DIRECTIONS FOR THIS TASK » Omit every picture, then give all the entries again exactly.

- - - -

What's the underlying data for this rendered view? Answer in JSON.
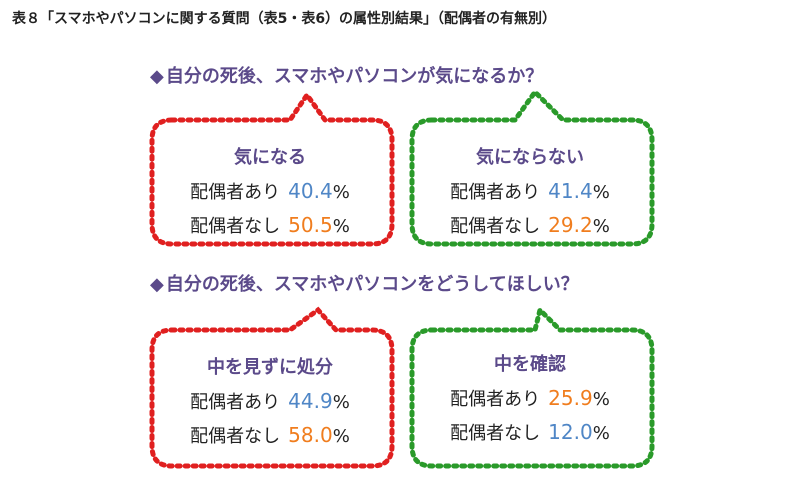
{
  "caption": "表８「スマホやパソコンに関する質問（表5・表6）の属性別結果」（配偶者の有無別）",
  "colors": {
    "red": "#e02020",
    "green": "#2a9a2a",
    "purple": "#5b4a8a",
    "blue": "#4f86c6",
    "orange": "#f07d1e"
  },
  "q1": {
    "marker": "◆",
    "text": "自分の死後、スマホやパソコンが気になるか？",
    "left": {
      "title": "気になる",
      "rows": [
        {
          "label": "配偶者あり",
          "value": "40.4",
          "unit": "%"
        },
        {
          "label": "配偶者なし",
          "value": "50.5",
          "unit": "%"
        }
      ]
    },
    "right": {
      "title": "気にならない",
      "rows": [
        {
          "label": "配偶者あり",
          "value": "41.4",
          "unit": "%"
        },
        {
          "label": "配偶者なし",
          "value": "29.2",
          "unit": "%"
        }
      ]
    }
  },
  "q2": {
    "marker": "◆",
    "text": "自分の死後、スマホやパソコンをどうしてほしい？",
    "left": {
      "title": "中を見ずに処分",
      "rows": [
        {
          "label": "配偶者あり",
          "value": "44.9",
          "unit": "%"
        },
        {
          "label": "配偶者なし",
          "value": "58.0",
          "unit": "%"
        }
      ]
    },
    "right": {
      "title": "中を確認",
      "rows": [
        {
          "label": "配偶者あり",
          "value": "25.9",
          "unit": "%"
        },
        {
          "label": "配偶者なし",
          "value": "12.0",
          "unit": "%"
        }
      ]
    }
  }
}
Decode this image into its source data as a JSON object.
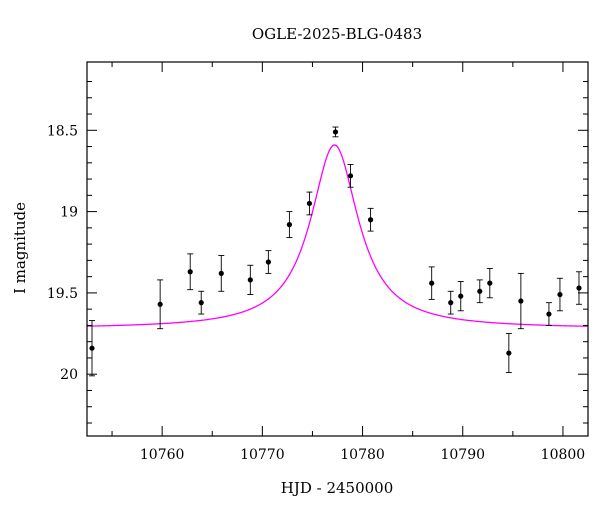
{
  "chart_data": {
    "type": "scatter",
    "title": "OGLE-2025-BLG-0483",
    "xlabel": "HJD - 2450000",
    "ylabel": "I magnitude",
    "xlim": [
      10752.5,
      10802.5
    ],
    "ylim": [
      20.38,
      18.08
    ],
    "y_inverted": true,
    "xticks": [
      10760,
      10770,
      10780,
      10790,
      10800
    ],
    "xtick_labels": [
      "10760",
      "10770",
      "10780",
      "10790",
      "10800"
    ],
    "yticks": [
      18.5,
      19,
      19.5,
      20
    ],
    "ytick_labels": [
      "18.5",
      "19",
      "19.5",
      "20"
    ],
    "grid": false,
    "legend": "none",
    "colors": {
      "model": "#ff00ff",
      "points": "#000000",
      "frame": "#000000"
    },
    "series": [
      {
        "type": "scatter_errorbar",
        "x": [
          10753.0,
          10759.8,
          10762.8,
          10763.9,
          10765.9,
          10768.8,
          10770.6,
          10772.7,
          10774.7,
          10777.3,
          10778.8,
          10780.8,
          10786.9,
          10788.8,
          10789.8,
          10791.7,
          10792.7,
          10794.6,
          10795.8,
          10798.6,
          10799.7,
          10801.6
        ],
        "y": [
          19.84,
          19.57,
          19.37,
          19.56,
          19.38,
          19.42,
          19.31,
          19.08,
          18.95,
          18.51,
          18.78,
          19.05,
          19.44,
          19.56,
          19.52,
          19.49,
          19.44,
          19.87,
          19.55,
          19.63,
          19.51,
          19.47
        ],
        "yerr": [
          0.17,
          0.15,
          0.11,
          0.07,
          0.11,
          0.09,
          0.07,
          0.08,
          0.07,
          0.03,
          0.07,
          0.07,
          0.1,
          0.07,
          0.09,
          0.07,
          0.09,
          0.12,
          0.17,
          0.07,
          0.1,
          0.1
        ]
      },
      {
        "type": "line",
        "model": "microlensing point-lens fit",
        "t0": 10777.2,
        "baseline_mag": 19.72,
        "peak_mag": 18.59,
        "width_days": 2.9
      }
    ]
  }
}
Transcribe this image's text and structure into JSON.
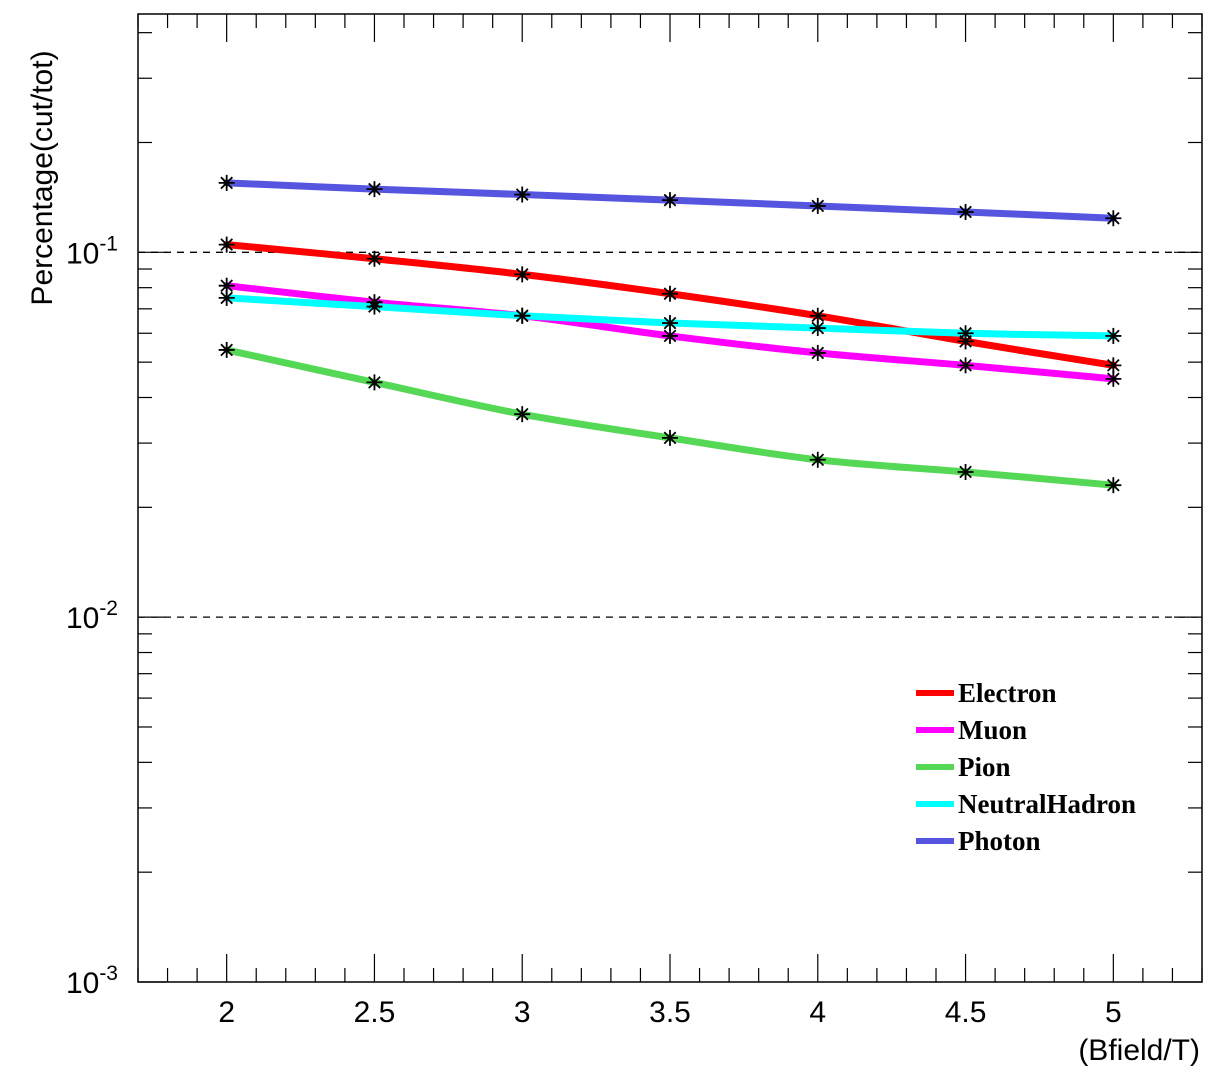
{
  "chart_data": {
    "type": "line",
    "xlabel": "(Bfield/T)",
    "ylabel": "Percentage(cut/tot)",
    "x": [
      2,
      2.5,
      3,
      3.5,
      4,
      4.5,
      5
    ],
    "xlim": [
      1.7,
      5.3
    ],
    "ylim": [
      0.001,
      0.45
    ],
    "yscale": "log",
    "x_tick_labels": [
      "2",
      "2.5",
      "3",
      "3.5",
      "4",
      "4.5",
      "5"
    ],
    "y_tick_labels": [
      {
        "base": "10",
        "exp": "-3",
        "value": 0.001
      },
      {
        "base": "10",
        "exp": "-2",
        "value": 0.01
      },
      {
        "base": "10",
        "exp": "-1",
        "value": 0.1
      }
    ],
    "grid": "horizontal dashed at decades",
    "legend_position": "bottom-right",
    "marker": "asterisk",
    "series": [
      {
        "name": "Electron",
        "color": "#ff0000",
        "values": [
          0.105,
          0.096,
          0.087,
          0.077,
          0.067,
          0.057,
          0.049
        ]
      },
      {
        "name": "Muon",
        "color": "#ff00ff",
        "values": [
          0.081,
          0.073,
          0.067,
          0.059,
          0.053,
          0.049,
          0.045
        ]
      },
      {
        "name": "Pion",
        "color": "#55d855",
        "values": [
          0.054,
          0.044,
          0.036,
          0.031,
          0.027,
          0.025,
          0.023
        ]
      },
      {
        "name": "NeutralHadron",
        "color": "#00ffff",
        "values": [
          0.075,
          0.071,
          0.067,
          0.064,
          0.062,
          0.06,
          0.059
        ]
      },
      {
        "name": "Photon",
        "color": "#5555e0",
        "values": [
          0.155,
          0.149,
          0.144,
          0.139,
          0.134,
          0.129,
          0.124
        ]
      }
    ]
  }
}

- - - -

FINAL ANSWER »
What's the underlying data for this rendered view? Answer in JSON.
{
  "caption": "表８「スマホやパソコンに関する質問（表5・表6）の属性別結果」（配偶者の有無別）",
  "colors": {
    "red": "#e02020",
    "green": "#2a9a2a",
    "purple": "#5b4a8a",
    "blue": "#4f86c6",
    "orange": "#f07d1e"
  },
  "q1": {
    "marker": "◆",
    "text": "自分の死後、スマホやパソコンが気になるか？",
    "left": {
      "title": "気になる",
      "rows": [
        {
          "label": "配偶者あり",
          "value": "40.4",
          "unit": "%"
        },
        {
          "label": "配偶者なし",
          "value": "50.5",
          "unit": "%"
        }
      ]
    },
    "right": {
      "title": "気にならない",
      "rows": [
        {
          "label": "配偶者あり",
          "value": "41.4",
          "unit": "%"
        },
        {
          "label": "配偶者なし",
          "value": "29.2",
          "unit": "%"
        }
      ]
    }
  },
  "q2": {
    "marker": "◆",
    "text": "自分の死後、スマホやパソコンをどうしてほしい？",
    "left": {
      "title": "中を見ずに処分",
      "rows": [
        {
          "label": "配偶者あり",
          "value": "44.9",
          "unit": "%"
        },
        {
          "label": "配偶者なし",
          "value": "58.0",
          "unit": "%"
        }
      ]
    },
    "right": {
      "title": "中を確認",
      "rows": [
        {
          "label": "配偶者あり",
          "value": "25.9",
          "unit": "%"
        },
        {
          "label": "配偶者なし",
          "value": "12.0",
          "unit": "%"
        }
      ]
    }
  }
}
Decode this image into its source data as a JSON object.
{
  "chart_data": {
    "type": "scatter",
    "title": "OGLE-2025-BLG-0483",
    "xlabel": "HJD - 2450000",
    "ylabel": "I magnitude",
    "xlim": [
      10752.5,
      10802.5
    ],
    "ylim": [
      20.38,
      18.08
    ],
    "y_inverted": true,
    "xticks": [
      10760,
      10770,
      10780,
      10790,
      10800
    ],
    "xtick_labels": [
      "10760",
      "10770",
      "10780",
      "10790",
      "10800"
    ],
    "yticks": [
      18.5,
      19,
      19.5,
      20
    ],
    "ytick_labels": [
      "18.5",
      "19",
      "19.5",
      "20"
    ],
    "grid": false,
    "legend": "none",
    "colors": {
      "model": "#ff00ff",
      "points": "#000000",
      "frame": "#000000"
    },
    "series": [
      {
        "type": "scatter_errorbar",
        "x": [
          10753.0,
          10759.8,
          10762.8,
          10763.9,
          10765.9,
          10768.8,
          10770.6,
          10772.7,
          10774.7,
          10777.3,
          10778.8,
          10780.8,
          10786.9,
          10788.8,
          10789.8,
          10791.7,
          10792.7,
          10794.6,
          10795.8,
          10798.6,
          10799.7,
          10801.6
        ],
        "y": [
          19.84,
          19.57,
          19.37,
          19.56,
          19.38,
          19.42,
          19.31,
          19.08,
          18.95,
          18.51,
          18.78,
          19.05,
          19.44,
          19.56,
          19.52,
          19.49,
          19.44,
          19.87,
          19.55,
          19.63,
          19.51,
          19.47
        ],
        "yerr": [
          0.17,
          0.15,
          0.11,
          0.07,
          0.11,
          0.09,
          0.07,
          0.08,
          0.07,
          0.03,
          0.07,
          0.07,
          0.1,
          0.07,
          0.09,
          0.07,
          0.09,
          0.12,
          0.17,
          0.07,
          0.1,
          0.1
        ]
      },
      {
        "type": "line",
        "model": "microlensing point-lens fit",
        "t0": 10777.2,
        "baseline_mag": 19.72,
        "peak_mag": 18.59,
        "width_days": 2.9
      }
    ]
  }
}
Transcribe this image's text and structure into JSON.
{
  "chart_data": {
    "type": "line",
    "xlabel": "(Bfield/T)",
    "ylabel": "Percentage(cut/tot)",
    "x": [
      2,
      2.5,
      3,
      3.5,
      4,
      4.5,
      5
    ],
    "xlim": [
      1.7,
      5.3
    ],
    "ylim": [
      0.001,
      0.45
    ],
    "yscale": "log",
    "x_tick_labels": [
      "2",
      "2.5",
      "3",
      "3.5",
      "4",
      "4.5",
      "5"
    ],
    "y_tick_labels": [
      {
        "base": "10",
        "exp": "-3",
        "value": 0.001
      },
      {
        "base": "10",
        "exp": "-2",
        "value": 0.01
      },
      {
        "base": "10",
        "exp": "-1",
        "value": 0.1
      }
    ],
    "grid": "horizontal dashed at decades",
    "legend_position": "bottom-right",
    "marker": "asterisk",
    "series": [
      {
        "name": "Electron",
        "color": "#ff0000",
        "values": [
          0.105,
          0.096,
          0.087,
          0.077,
          0.067,
          0.057,
          0.049
        ]
      },
      {
        "name": "Muon",
        "color": "#ff00ff",
        "values": [
          0.081,
          0.073,
          0.067,
          0.059,
          0.053,
          0.049,
          0.045
        ]
      },
      {
        "name": "Pion",
        "color": "#55d855",
        "values": [
          0.054,
          0.044,
          0.036,
          0.031,
          0.027,
          0.025,
          0.023
        ]
      },
      {
        "name": "NeutralHadron",
        "color": "#00ffff",
        "values": [
          0.075,
          0.071,
          0.067,
          0.064,
          0.062,
          0.06,
          0.059
        ]
      },
      {
        "name": "Photon",
        "color": "#5555e0",
        "values": [
          0.155,
          0.149,
          0.144,
          0.139,
          0.134,
          0.129,
          0.124
        ]
      }
    ]
  }
}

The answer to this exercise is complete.